With the pictures left out, copy the listing below exactly.

Data records
■ ■ ■

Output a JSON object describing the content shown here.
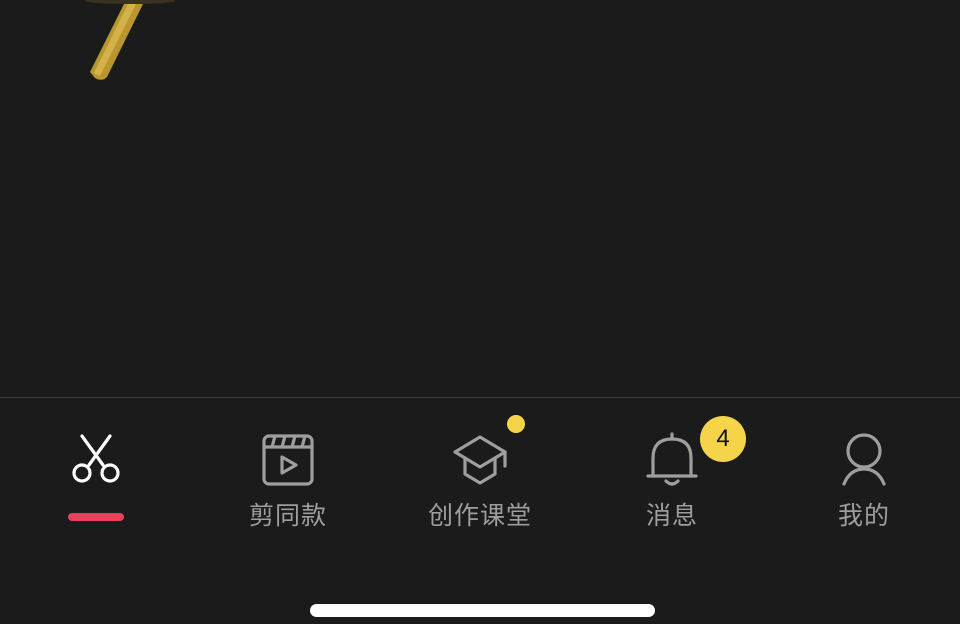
{
  "colors": {
    "background": "#1b1b1b",
    "active_icon": "#ffffff",
    "inactive_icon": "#9e9e9e",
    "active_indicator": "#e4415a",
    "badge": "#f5d44a"
  },
  "tabs": [
    {
      "id": "edit",
      "icon": "scissors-icon",
      "label": "",
      "active": true
    },
    {
      "id": "templates",
      "icon": "video-template-icon",
      "label": "剪同款",
      "active": false
    },
    {
      "id": "classroom",
      "icon": "graduation-cap-icon",
      "label": "创作课堂",
      "active": false,
      "dot_badge": true
    },
    {
      "id": "messages",
      "icon": "bell-icon",
      "label": "消息",
      "active": false,
      "badge_count": "4"
    },
    {
      "id": "profile",
      "icon": "user-icon",
      "label": "我的",
      "active": false
    }
  ]
}
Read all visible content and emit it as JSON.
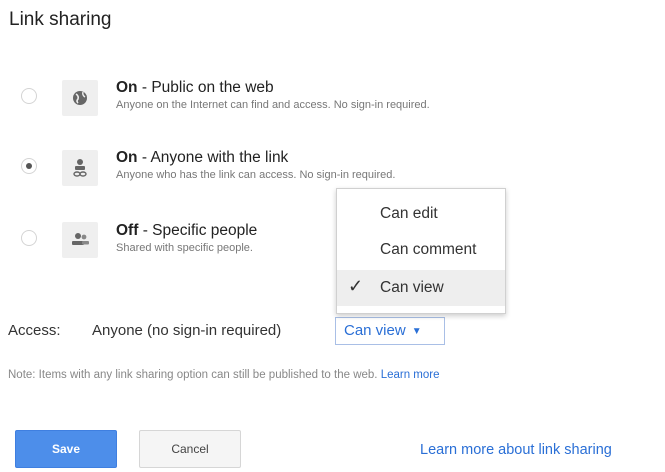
{
  "title": "Link sharing",
  "options": [
    {
      "status": "On",
      "title_rest": "Public on the web",
      "desc": "Anyone on the Internet can find and access. No sign-in required.",
      "icon": "globe-icon",
      "checked": false
    },
    {
      "status": "On",
      "title_rest": "Anyone with the link",
      "desc": "Anyone who has the link can access. No sign-in required.",
      "icon": "link-person-icon",
      "checked": true
    },
    {
      "status": "Off",
      "title_rest": "Specific people",
      "desc": "Shared with specific people.",
      "icon": "people-icon",
      "checked": false
    }
  ],
  "separator": " - ",
  "access": {
    "label": "Access:",
    "value": "Anyone (no sign-in required)",
    "dropdown_value": "Can view",
    "caret": "▼"
  },
  "menu": {
    "items": [
      "Can edit",
      "Can comment",
      "Can view"
    ],
    "selected_index": 2,
    "check": "✓"
  },
  "note": {
    "text": "Note: Items with any link sharing option can still be published to the web.",
    "link": "Learn more"
  },
  "buttons": {
    "save": "Save",
    "cancel": "Cancel"
  },
  "learn_more_link": "Learn more about link sharing",
  "colors": {
    "accent": "#4d8eea",
    "link": "#2a6fd6"
  }
}
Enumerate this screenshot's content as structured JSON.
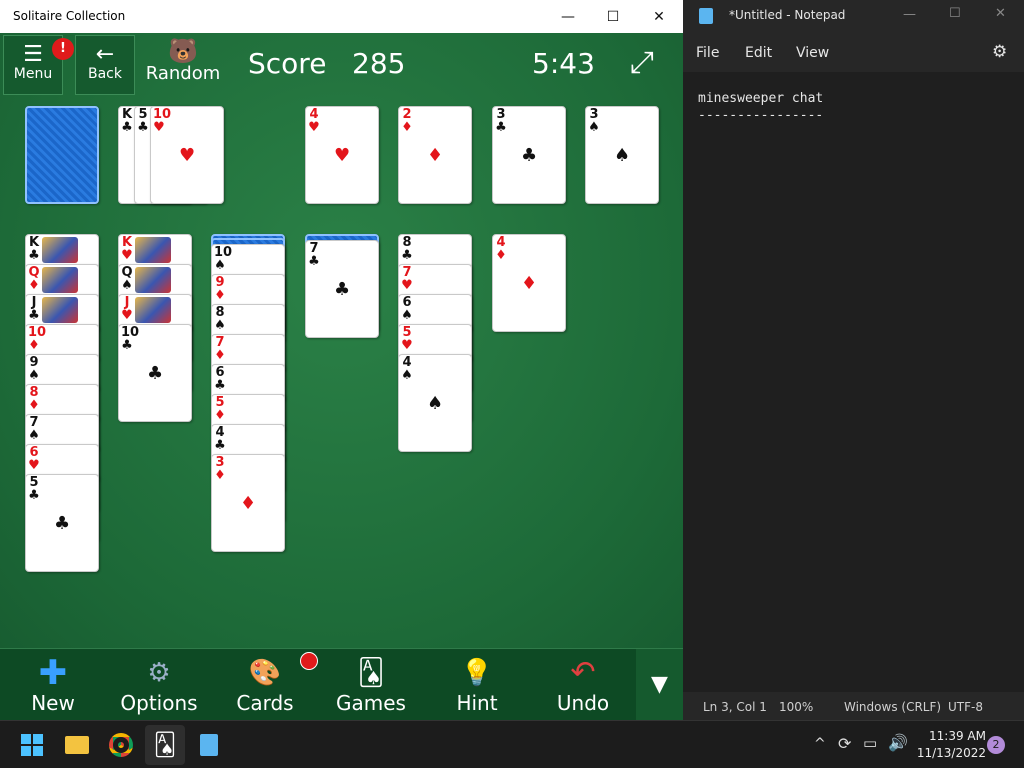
{
  "solitaire": {
    "title": "Solitaire Collection",
    "menu_label": "Menu",
    "menu_badge": "!",
    "back_label": "Back",
    "mode_label": "Random",
    "score_label": "Score",
    "score_value": "285",
    "time": "5:43",
    "bottom": [
      "New",
      "Options",
      "Cards",
      "Games",
      "Hint",
      "Undo"
    ],
    "foundations": [
      {
        "rank": "4",
        "suit": "♥",
        "color": "r"
      },
      {
        "rank": "2",
        "suit": "♦",
        "color": "r"
      },
      {
        "rank": "3",
        "suit": "♣",
        "color": "k"
      },
      {
        "rank": "3",
        "suit": "♠",
        "color": "k"
      }
    ],
    "waste": [
      {
        "rank": "K",
        "suit": "♣",
        "color": "k"
      },
      {
        "rank": "5",
        "suit": "♣",
        "color": "k"
      },
      {
        "rank": "10",
        "suit": "♥",
        "color": "r"
      }
    ],
    "tableau": [
      [
        {
          "rank": "K",
          "suit": "♣",
          "color": "k"
        },
        {
          "rank": "Q",
          "suit": "♦",
          "color": "r"
        },
        {
          "rank": "J",
          "suit": "♣",
          "color": "k"
        },
        {
          "rank": "10",
          "suit": "♦",
          "color": "r"
        },
        {
          "rank": "9",
          "suit": "♠",
          "color": "k"
        },
        {
          "rank": "8",
          "suit": "♦",
          "color": "r"
        },
        {
          "rank": "7",
          "suit": "♠",
          "color": "k"
        },
        {
          "rank": "6",
          "suit": "♥",
          "color": "r"
        },
        {
          "rank": "5",
          "suit": "♣",
          "color": "k"
        }
      ],
      [
        {
          "rank": "K",
          "suit": "♥",
          "color": "r"
        },
        {
          "rank": "Q",
          "suit": "♠",
          "color": "k"
        },
        {
          "rank": "J",
          "suit": "♥",
          "color": "r"
        },
        {
          "rank": "10",
          "suit": "♣",
          "color": "k"
        }
      ],
      [
        {
          "rank": "10",
          "suit": "♠",
          "color": "k"
        },
        {
          "rank": "9",
          "suit": "♦",
          "color": "r"
        },
        {
          "rank": "8",
          "suit": "♠",
          "color": "k"
        },
        {
          "rank": "7",
          "suit": "♦",
          "color": "r"
        },
        {
          "rank": "6",
          "suit": "♣",
          "color": "k"
        },
        {
          "rank": "5",
          "suit": "♦",
          "color": "r"
        },
        {
          "rank": "4",
          "suit": "♣",
          "color": "k"
        },
        {
          "rank": "3",
          "suit": "♦",
          "color": "r"
        }
      ],
      [
        {
          "rank": "7",
          "suit": "♣",
          "color": "k"
        }
      ],
      [
        {
          "rank": "8",
          "suit": "♣",
          "color": "k"
        },
        {
          "rank": "7",
          "suit": "♥",
          "color": "r"
        },
        {
          "rank": "6",
          "suit": "♠",
          "color": "k"
        },
        {
          "rank": "5",
          "suit": "♥",
          "color": "r"
        },
        {
          "rank": "4",
          "suit": "♠",
          "color": "k"
        }
      ],
      [
        {
          "rank": "4",
          "suit": "♦",
          "color": "r"
        }
      ]
    ]
  },
  "notepad": {
    "title": "*Untitled - Notepad",
    "menu": [
      "File",
      "Edit",
      "View"
    ],
    "line1": "minesweeper chat",
    "line2": "----------------",
    "status_pos": "Ln 3, Col 1",
    "status_zoom": "100%",
    "status_eol": "Windows (CRLF)",
    "status_enc": "UTF-8"
  },
  "taskbar": {
    "time": "11:39 AM",
    "date": "11/13/2022",
    "notif": "2"
  }
}
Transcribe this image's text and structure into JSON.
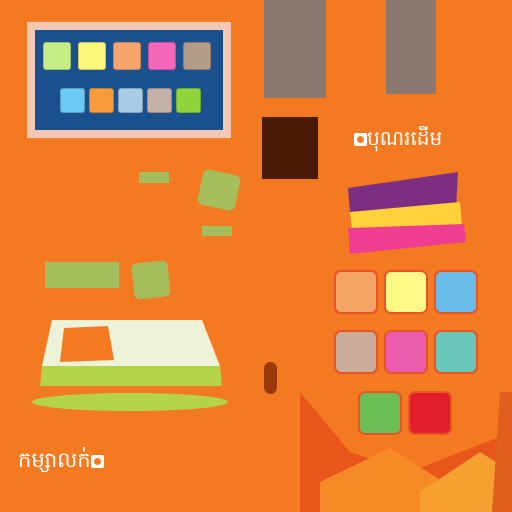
{
  "palette_top": {
    "row1": [
      "#c6ec86",
      "#fcf77b",
      "#f6a36d",
      "#f467b9",
      "#b39c87"
    ],
    "row2": [
      "#6cc9f3",
      "#f89b3b",
      "#a9cbe6",
      "#c5b1a6",
      "#8fd43b"
    ]
  },
  "labels": {
    "right_label": "បុណរដើម",
    "bottom_label": "កម្សាលក់"
  },
  "grid_colors": {
    "row1": [
      "#f4a565",
      "#fcf986",
      "#6bbbe9"
    ],
    "row2": [
      "#c8ac99",
      "#ec5cad",
      "#69c6b9"
    ],
    "row3": [
      "#6dbe54",
      "#e01f2a"
    ]
  },
  "colors": {
    "background": "#f37a20",
    "panel_blue": "#19508d",
    "panel_frame": "#f3c9b5",
    "strap": "#8a7770",
    "book_purple": "#7c2e83",
    "book_yellow": "#ffd23a",
    "book_pink": "#ef3e8f",
    "mat_cream": "#eef2d8",
    "mat_green": "#b5d34a",
    "mat_orange": "#f37a20"
  }
}
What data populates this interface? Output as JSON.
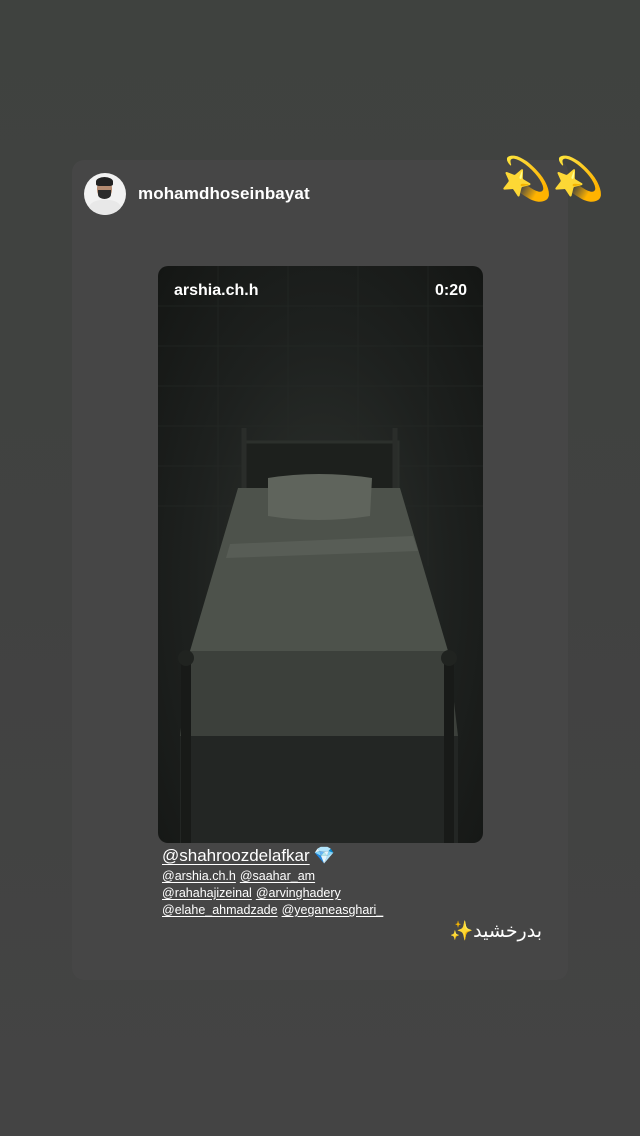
{
  "story": {
    "username": "mohamdhoseinbayat",
    "stickers": [
      "💫",
      "💫"
    ]
  },
  "video": {
    "username": "arshia.ch.h",
    "duration": "0:20"
  },
  "mentions": {
    "main": "@shahroozdelafkar",
    "main_emoji": "💎",
    "rows": [
      [
        "@arshia.ch.h",
        "@saahar_am"
      ],
      [
        "@rahahajizeinal",
        "@arvinghadery"
      ],
      [
        "@elahe_ahmadzade",
        "@yeganeasghari_"
      ]
    ]
  },
  "caption": "بدرخشید✨"
}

■ ■ ■

> Solution to the problem
Output a JSON object describing the content shown here.
{
  "colors": {
    "background": "#1b1b1b",
    "active_icon": "#ffffff",
    "inactive_icon": "#9e9e9e",
    "active_indicator": "#e4415a",
    "badge": "#f5d44a"
  },
  "tabs": [
    {
      "id": "edit",
      "icon": "scissors-icon",
      "label": "",
      "active": true
    },
    {
      "id": "templates",
      "icon": "video-template-icon",
      "label": "剪同款",
      "active": false
    },
    {
      "id": "classroom",
      "icon": "graduation-cap-icon",
      "label": "创作课堂",
      "active": false,
      "dot_badge": true
    },
    {
      "id": "messages",
      "icon": "bell-icon",
      "label": "消息",
      "active": false,
      "badge_count": "4"
    },
    {
      "id": "profile",
      "icon": "user-icon",
      "label": "我的",
      "active": false
    }
  ]
}
Read all visible content and emit it as JSON.
{
  "title": "Link sharing",
  "options": [
    {
      "status": "On",
      "title_rest": "Public on the web",
      "desc": "Anyone on the Internet can find and access. No sign-in required.",
      "icon": "globe-icon",
      "checked": false
    },
    {
      "status": "On",
      "title_rest": "Anyone with the link",
      "desc": "Anyone who has the link can access. No sign-in required.",
      "icon": "link-person-icon",
      "checked": true
    },
    {
      "status": "Off",
      "title_rest": "Specific people",
      "desc": "Shared with specific people.",
      "icon": "people-icon",
      "checked": false
    }
  ],
  "separator": " - ",
  "access": {
    "label": "Access:",
    "value": "Anyone (no sign-in required)",
    "dropdown_value": "Can view",
    "caret": "▼"
  },
  "menu": {
    "items": [
      "Can edit",
      "Can comment",
      "Can view"
    ],
    "selected_index": 2,
    "check": "✓"
  },
  "note": {
    "text": "Note: Items with any link sharing option can still be published to the web.",
    "link": "Learn more"
  },
  "buttons": {
    "save": "Save",
    "cancel": "Cancel"
  },
  "learn_more_link": "Learn more about link sharing",
  "colors": {
    "accent": "#4d8eea",
    "link": "#2a6fd6"
  }
}
Enumerate this screenshot's content as structured JSON.
{
  "solitaire": {
    "title": "Solitaire Collection",
    "menu_label": "Menu",
    "menu_badge": "!",
    "back_label": "Back",
    "mode_label": "Random",
    "score_label": "Score",
    "score_value": "285",
    "time": "5:43",
    "bottom": [
      "New",
      "Options",
      "Cards",
      "Games",
      "Hint",
      "Undo"
    ],
    "foundations": [
      {
        "rank": "4",
        "suit": "♥",
        "color": "r"
      },
      {
        "rank": "2",
        "suit": "♦",
        "color": "r"
      },
      {
        "rank": "3",
        "suit": "♣",
        "color": "k"
      },
      {
        "rank": "3",
        "suit": "♠",
        "color": "k"
      }
    ],
    "waste": [
      {
        "rank": "K",
        "suit": "♣",
        "color": "k"
      },
      {
        "rank": "5",
        "suit": "♣",
        "color": "k"
      },
      {
        "rank": "10",
        "suit": "♥",
        "color": "r"
      }
    ],
    "tableau": [
      [
        {
          "rank": "K",
          "suit": "♣",
          "color": "k"
        },
        {
          "rank": "Q",
          "suit": "♦",
          "color": "r"
        },
        {
          "rank": "J",
          "suit": "♣",
          "color": "k"
        },
        {
          "rank": "10",
          "suit": "♦",
          "color": "r"
        },
        {
          "rank": "9",
          "suit": "♠",
          "color": "k"
        },
        {
          "rank": "8",
          "suit": "♦",
          "color": "r"
        },
        {
          "rank": "7",
          "suit": "♠",
          "color": "k"
        },
        {
          "rank": "6",
          "suit": "♥",
          "color": "r"
        },
        {
          "rank": "5",
          "suit": "♣",
          "color": "k"
        }
      ],
      [
        {
          "rank": "K",
          "suit": "♥",
          "color": "r"
        },
        {
          "rank": "Q",
          "suit": "♠",
          "color": "k"
        },
        {
          "rank": "J",
          "suit": "♥",
          "color": "r"
        },
        {
          "rank": "10",
          "suit": "♣",
          "color": "k"
        }
      ],
      [
        {
          "rank": "10",
          "suit": "♠",
          "color": "k"
        },
        {
          "rank": "9",
          "suit": "♦",
          "color": "r"
        },
        {
          "rank": "8",
          "suit": "♠",
          "color": "k"
        },
        {
          "rank": "7",
          "suit": "♦",
          "color": "r"
        },
        {
          "rank": "6",
          "suit": "♣",
          "color": "k"
        },
        {
          "rank": "5",
          "suit": "♦",
          "color": "r"
        },
        {
          "rank": "4",
          "suit": "♣",
          "color": "k"
        },
        {
          "rank": "3",
          "suit": "♦",
          "color": "r"
        }
      ],
      [
        {
          "rank": "7",
          "suit": "♣",
          "color": "k"
        }
      ],
      [
        {
          "rank": "8",
          "suit": "♣",
          "color": "k"
        },
        {
          "rank": "7",
          "suit": "♥",
          "color": "r"
        },
        {
          "rank": "6",
          "suit": "♠",
          "color": "k"
        },
        {
          "rank": "5",
          "suit": "♥",
          "color": "r"
        },
        {
          "rank": "4",
          "suit": "♠",
          "color": "k"
        }
      ],
      [
        {
          "rank": "4",
          "suit": "♦",
          "color": "r"
        }
      ]
    ]
  },
  "notepad": {
    "title": "*Untitled - Notepad",
    "menu": [
      "File",
      "Edit",
      "View"
    ],
    "line1": "minesweeper chat",
    "line2": "----------------",
    "status_pos": "Ln 3, Col 1",
    "status_zoom": "100%",
    "status_eol": "Windows (CRLF)",
    "status_enc": "UTF-8"
  },
  "taskbar": {
    "time": "11:39 AM",
    "date": "11/13/2022",
    "notif": "2"
  }
}
Transcribe this image's text and structure into JSON.
{
  "palette_top": {
    "row1": [
      "#c6ec86",
      "#fcf77b",
      "#f6a36d",
      "#f467b9",
      "#b39c87"
    ],
    "row2": [
      "#6cc9f3",
      "#f89b3b",
      "#a9cbe6",
      "#c5b1a6",
      "#8fd43b"
    ]
  },
  "labels": {
    "right_label": "បុណរដើម",
    "bottom_label": "កម្សាលក់"
  },
  "grid_colors": {
    "row1": [
      "#f4a565",
      "#fcf986",
      "#6bbbe9"
    ],
    "row2": [
      "#c8ac99",
      "#ec5cad",
      "#69c6b9"
    ],
    "row3": [
      "#6dbe54",
      "#e01f2a"
    ]
  },
  "colors": {
    "background": "#f37a20",
    "panel_blue": "#19508d",
    "panel_frame": "#f3c9b5",
    "strap": "#8a7770",
    "book_purple": "#7c2e83",
    "book_yellow": "#ffd23a",
    "book_pink": "#ef3e8f",
    "mat_cream": "#eef2d8",
    "mat_green": "#b5d34a",
    "mat_orange": "#f37a20"
  }
}
What data populates this interface? Output as JSON.
{
  "story": {
    "username": "mohamdhoseinbayat",
    "stickers": [
      "💫",
      "💫"
    ]
  },
  "video": {
    "username": "arshia.ch.h",
    "duration": "0:20"
  },
  "mentions": {
    "main": "@shahroozdelafkar",
    "main_emoji": "💎",
    "rows": [
      [
        "@arshia.ch.h",
        "@saahar_am"
      ],
      [
        "@rahahajizeinal",
        "@arvinghadery"
      ],
      [
        "@elahe_ahmadzade",
        "@yeganeasghari_"
      ]
    ]
  },
  "caption": "بدرخشید✨"
}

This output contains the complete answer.